> _Description of the task_:
Go through the listing beneath this task and return every line that carries the string "name".

Items listed in a dataset:
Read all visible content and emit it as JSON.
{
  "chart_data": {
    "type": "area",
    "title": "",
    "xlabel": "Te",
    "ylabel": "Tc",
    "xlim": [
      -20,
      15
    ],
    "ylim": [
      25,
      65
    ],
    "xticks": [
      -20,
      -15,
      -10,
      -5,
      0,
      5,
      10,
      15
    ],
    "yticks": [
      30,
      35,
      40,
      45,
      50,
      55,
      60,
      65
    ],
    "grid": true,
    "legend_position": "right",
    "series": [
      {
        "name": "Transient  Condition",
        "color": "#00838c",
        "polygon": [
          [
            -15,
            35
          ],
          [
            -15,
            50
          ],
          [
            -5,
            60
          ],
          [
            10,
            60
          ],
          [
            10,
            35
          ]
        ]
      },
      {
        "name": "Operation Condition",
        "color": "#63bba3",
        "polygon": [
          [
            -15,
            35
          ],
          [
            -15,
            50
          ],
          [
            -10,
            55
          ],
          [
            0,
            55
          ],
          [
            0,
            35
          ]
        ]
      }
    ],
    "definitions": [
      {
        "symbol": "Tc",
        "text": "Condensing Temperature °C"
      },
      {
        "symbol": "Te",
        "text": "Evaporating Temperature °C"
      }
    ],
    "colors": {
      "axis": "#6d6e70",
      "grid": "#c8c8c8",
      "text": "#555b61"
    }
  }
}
* * *
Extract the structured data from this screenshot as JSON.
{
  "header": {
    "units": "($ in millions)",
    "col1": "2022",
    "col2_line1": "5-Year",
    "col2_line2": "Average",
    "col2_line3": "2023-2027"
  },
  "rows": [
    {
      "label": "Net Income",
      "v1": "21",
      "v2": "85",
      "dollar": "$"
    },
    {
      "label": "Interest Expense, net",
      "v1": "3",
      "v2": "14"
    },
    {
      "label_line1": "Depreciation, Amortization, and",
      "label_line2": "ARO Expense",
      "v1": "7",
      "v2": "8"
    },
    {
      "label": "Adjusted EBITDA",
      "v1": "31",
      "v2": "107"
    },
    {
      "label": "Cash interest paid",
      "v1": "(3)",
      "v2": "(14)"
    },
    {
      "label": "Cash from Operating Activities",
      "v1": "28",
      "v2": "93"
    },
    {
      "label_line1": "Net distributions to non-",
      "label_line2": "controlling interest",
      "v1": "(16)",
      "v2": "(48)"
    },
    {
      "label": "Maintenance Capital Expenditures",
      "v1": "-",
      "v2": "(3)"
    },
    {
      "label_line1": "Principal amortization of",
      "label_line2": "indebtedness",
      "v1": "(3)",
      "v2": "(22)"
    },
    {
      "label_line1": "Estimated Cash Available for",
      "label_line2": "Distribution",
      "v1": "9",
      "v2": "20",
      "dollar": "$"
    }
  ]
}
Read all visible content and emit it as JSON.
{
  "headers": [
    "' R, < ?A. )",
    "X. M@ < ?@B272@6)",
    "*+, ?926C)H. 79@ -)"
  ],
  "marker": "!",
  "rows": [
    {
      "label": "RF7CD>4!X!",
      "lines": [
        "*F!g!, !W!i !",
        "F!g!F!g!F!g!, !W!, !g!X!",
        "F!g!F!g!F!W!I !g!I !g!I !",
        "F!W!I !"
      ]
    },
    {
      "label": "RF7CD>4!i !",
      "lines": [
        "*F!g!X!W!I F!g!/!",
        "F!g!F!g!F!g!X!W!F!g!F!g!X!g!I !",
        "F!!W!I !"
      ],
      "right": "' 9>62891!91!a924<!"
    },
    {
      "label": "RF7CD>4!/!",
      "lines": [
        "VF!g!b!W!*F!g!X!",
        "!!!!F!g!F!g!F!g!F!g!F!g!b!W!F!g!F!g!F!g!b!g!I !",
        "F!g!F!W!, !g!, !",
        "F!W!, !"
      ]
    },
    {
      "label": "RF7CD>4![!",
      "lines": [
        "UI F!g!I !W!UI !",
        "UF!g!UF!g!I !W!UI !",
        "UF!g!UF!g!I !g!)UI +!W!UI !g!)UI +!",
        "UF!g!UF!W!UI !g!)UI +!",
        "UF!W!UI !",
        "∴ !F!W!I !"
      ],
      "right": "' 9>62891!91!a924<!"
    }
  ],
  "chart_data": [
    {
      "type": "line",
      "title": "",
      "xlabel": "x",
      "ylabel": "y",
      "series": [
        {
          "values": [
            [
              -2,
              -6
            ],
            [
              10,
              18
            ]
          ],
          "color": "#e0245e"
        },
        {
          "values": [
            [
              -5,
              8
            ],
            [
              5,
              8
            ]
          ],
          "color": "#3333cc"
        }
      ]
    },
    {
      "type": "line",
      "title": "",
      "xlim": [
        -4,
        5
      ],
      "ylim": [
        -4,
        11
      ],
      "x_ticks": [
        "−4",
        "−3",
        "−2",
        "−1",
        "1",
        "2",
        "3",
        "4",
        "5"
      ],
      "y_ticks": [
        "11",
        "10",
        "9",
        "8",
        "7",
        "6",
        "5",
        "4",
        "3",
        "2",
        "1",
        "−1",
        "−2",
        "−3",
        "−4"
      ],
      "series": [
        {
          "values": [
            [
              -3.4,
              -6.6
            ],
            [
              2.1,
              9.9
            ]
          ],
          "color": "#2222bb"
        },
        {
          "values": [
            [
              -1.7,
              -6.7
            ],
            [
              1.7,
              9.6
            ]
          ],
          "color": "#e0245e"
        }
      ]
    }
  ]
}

> _In response_:
        "name": "Transient  Condition",
        "name": "Operation Condition",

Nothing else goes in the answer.